-- START Data for the task --

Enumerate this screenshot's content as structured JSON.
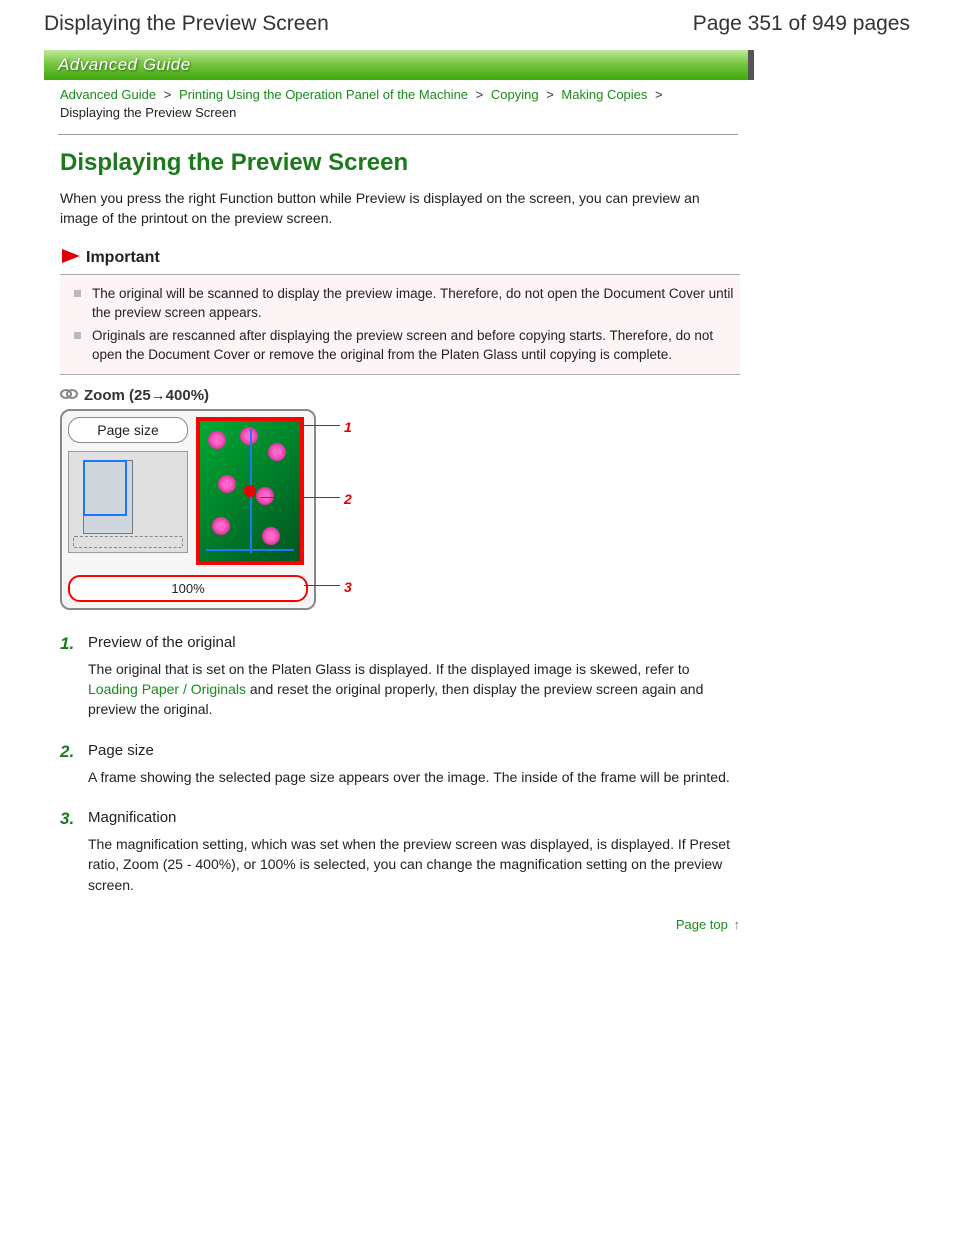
{
  "page": {
    "doc_title": "Displaying the Preview Screen",
    "pager": "Page 351 of 949 pages"
  },
  "header": {
    "guide_label": "Advanced Guide"
  },
  "breadcrumb": {
    "items": [
      "Advanced Guide",
      "Printing Using the Operation Panel of the Machine",
      "Copying",
      "Making Copies"
    ],
    "sep": ">",
    "current": "Displaying the Preview Screen"
  },
  "content": {
    "heading": "Displaying the Preview Screen",
    "intro": "When you press the right Function button while Preview is displayed on the screen, you can preview an image of the printout on the preview screen."
  },
  "important": {
    "label": "Important",
    "items": [
      "The original will be scanned to display the preview image. Therefore, do not open the Document Cover until the preview screen appears.",
      "Originals are rescanned after displaying the preview screen and before copying starts. Therefore, do not open the Document Cover or remove the original from the Platen Glass until copying is complete."
    ]
  },
  "screenshot": {
    "zoom_title": "Zoom (25→400%)",
    "page_size_label": "Page size",
    "bottom_value": "100%",
    "labels": [
      "1",
      "2",
      "3"
    ]
  },
  "features": [
    {
      "num": "1.",
      "title": "Preview of the original",
      "body_before": "The original that is set on the Platen Glass is displayed. If the displayed image is skewed, refer to ",
      "link": "Loading Paper / Originals",
      "body_after": " and reset the original properly, then display the preview screen again and preview the original."
    },
    {
      "num": "2.",
      "title": "Page size",
      "body_before": "A frame showing the selected page size appears over the image. The inside of the frame will be printed.",
      "link": "",
      "body_after": ""
    },
    {
      "num": "3.",
      "title": "Magnification",
      "body_before": "The magnification setting, which was set when the preview screen was displayed, is displayed. If Preset ratio, Zoom (25 - 400%), or 100% is selected, you can change the magnification setting on the preview screen.",
      "link": "",
      "body_after": ""
    }
  ],
  "footer": {
    "page_top": "Page top"
  }
}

-- END Data for the task --

* _What is expected_: Write every entry out again exactly, dropping the pictures.

* _The answer_:
Enumerate this screenshot's content as structured JSON.
{
  "page": {
    "doc_title": "Displaying the Preview Screen",
    "pager": "Page 351 of 949 pages"
  },
  "header": {
    "guide_label": "Advanced Guide"
  },
  "breadcrumb": {
    "items": [
      "Advanced Guide",
      "Printing Using the Operation Panel of the Machine",
      "Copying",
      "Making Copies"
    ],
    "sep": ">",
    "current": "Displaying the Preview Screen"
  },
  "content": {
    "heading": "Displaying the Preview Screen",
    "intro": "When you press the right Function button while Preview is displayed on the screen, you can preview an image of the printout on the preview screen."
  },
  "important": {
    "label": "Important",
    "items": [
      "The original will be scanned to display the preview image. Therefore, do not open the Document Cover until the preview screen appears.",
      "Originals are rescanned after displaying the preview screen and before copying starts. Therefore, do not open the Document Cover or remove the original from the Platen Glass until copying is complete."
    ]
  },
  "screenshot": {
    "zoom_title": "Zoom (25→400%)",
    "page_size_label": "Page size",
    "bottom_value": "100%",
    "labels": [
      "1",
      "2",
      "3"
    ]
  },
  "features": [
    {
      "num": "1.",
      "title": "Preview of the original",
      "body_before": "The original that is set on the Platen Glass is displayed. If the displayed image is skewed, refer to ",
      "link": "Loading Paper / Originals",
      "body_after": " and reset the original properly, then display the preview screen again and preview the original."
    },
    {
      "num": "2.",
      "title": "Page size",
      "body_before": "A frame showing the selected page size appears over the image. The inside of the frame will be printed.",
      "link": "",
      "body_after": ""
    },
    {
      "num": "3.",
      "title": "Magnification",
      "body_before": "The magnification setting, which was set when the preview screen was displayed, is displayed. If Preset ratio, Zoom (25 - 400%), or 100% is selected, you can change the magnification setting on the preview screen.",
      "link": "",
      "body_after": ""
    }
  ],
  "footer": {
    "page_top": "Page top"
  }
}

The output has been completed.